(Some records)
────────────────

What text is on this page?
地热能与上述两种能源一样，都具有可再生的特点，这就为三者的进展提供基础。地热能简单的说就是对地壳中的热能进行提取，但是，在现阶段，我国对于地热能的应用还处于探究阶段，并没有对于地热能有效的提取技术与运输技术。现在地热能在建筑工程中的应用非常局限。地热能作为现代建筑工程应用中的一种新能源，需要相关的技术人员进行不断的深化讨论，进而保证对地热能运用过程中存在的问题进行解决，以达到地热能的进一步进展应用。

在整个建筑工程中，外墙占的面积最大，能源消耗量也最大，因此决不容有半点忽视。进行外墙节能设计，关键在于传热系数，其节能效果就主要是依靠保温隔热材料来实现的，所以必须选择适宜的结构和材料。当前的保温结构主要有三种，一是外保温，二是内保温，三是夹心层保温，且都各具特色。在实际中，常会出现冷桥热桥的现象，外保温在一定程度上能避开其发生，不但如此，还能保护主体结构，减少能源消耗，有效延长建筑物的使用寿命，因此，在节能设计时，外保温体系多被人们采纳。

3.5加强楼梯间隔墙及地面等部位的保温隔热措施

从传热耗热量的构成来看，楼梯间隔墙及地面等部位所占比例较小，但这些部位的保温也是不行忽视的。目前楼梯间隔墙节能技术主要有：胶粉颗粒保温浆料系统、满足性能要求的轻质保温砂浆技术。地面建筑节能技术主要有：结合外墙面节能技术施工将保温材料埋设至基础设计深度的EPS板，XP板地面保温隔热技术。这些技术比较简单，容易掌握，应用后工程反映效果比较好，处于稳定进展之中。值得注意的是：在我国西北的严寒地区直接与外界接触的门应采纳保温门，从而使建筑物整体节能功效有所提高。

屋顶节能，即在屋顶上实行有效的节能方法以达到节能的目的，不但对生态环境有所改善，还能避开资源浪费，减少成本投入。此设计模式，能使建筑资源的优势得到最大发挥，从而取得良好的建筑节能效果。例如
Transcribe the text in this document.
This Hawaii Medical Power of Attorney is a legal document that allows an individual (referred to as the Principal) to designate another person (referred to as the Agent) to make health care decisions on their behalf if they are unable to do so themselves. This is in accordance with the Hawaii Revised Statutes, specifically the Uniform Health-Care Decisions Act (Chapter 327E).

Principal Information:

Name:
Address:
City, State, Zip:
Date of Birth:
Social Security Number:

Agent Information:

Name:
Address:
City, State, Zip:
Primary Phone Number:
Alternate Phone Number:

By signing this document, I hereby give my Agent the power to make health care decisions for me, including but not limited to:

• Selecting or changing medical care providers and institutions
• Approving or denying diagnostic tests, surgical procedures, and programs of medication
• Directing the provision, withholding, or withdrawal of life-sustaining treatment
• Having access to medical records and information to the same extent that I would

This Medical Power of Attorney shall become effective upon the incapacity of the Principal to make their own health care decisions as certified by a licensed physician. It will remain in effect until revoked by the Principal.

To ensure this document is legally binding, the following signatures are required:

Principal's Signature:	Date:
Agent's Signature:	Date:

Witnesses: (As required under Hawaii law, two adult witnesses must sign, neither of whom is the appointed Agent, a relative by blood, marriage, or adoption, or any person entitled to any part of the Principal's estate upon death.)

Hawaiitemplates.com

────────────────

- [Job]:
The records above need to be transcribed in full. Keep every character unchanged.

- [Answer]:
What text is on this page?
地热能与上述两种能源一样，都具有可再生的特点，这就为三者的进展提供基础。地热能简单的说就是对地壳中的热能进行提取，但是，在现阶段，我国对于地热能的应用还处于探究阶段，并没有对于地热能有效的提取技术与运输技术。现在地热能在建筑工程中的应用非常局限。地热能作为现代建筑工程应用中的一种新能源，需要相关的技术人员进行不断的深化讨论，进而保证对地热能运用过程中存在的问题进行解决，以达到地热能的进一步进展应用。

在整个建筑工程中，外墙占的面积最大，能源消耗量也最大，因此决不容有半点忽视。进行外墙节能设计，关键在于传热系数，其节能效果就主要是依靠保温隔热材料来实现的，所以必须选择适宜的结构和材料。当前的保温结构主要有三种，一是外保温，二是内保温，三是夹心层保温，且都各具特色。在实际中，常会出现冷桥热桥的现象，外保温在一定程度上能避开其发生，不但如此，还能保护主体结构，减少能源消耗，有效延长建筑物的使用寿命，因此，在节能设计时，外保温体系多被人们采纳。

3.5加强楼梯间隔墙及地面等部位的保温隔热措施

从传热耗热量的构成来看，楼梯间隔墙及地面等部位所占比例较小，但这些部位的保温也是不行忽视的。目前楼梯间隔墙节能技术主要有：胶粉颗粒保温浆料系统、满足性能要求的轻质保温砂浆技术。地面建筑节能技术主要有：结合外墙面节能技术施工将保温材料埋设至基础设计深度的EPS板，XP板地面保温隔热技术。这些技术比较简单，容易掌握，应用后工程反映效果比较好，处于稳定进展之中。值得注意的是：在我国西北的严寒地区直接与外界接触的门应采纳保温门，从而使建筑物整体节能功效有所提高。

屋顶节能，即在屋顶上实行有效的节能方法以达到节能的目的，不但对生态环境有所改善，还能避开资源浪费，减少成本投入。此设计模式，能使建筑资源的优势得到最大发挥，从而取得良好的建筑节能效果。例如
Transcribe the text in this document.
This Hawaii Medical Power of Attorney is a legal document that allows an individual (referred to as the Principal) to designate another person (referred to as the Agent) to make health care decisions on their behalf if they are unable to do so themselves. This is in accordance with the Hawaii Revised Statutes, specifically the Uniform Health-Care Decisions Act (Chapter 327E).

Principal Information:

Name:
Address:
City, State, Zip:
Date of Birth:
Social Security Number:

Agent Information:

Name:
Address:
City, State, Zip:
Primary Phone Number:
Alternate Phone Number:

By signing this document, I hereby give my Agent the power to make health care decisions for me, including but not limited to:

• Selecting or changing medical care providers and institutions
• Approving or denying diagnostic tests, surgical procedures, and programs of medication
• Directing the provision, withholding, or withdrawal of life-sustaining treatment
• Having access to medical records and information to the same extent that I would

This Medical Power of Attorney shall become effective upon the incapacity of the Principal to make their own health care decisions as certified by a licensed physician. It will remain in effect until revoked by the Principal.

To ensure this document is legally binding, the following signatures are required:

Principal's Signature:	Date:
Agent's Signature:	Date:

Witnesses: (As required under Hawaii law, two adult witnesses must sign, neither of whom is the appointed Agent, a relative by blood, marriage, or adoption, or any person entitled to any part of the Principal's estate upon death.)

Hawaiitemplates.com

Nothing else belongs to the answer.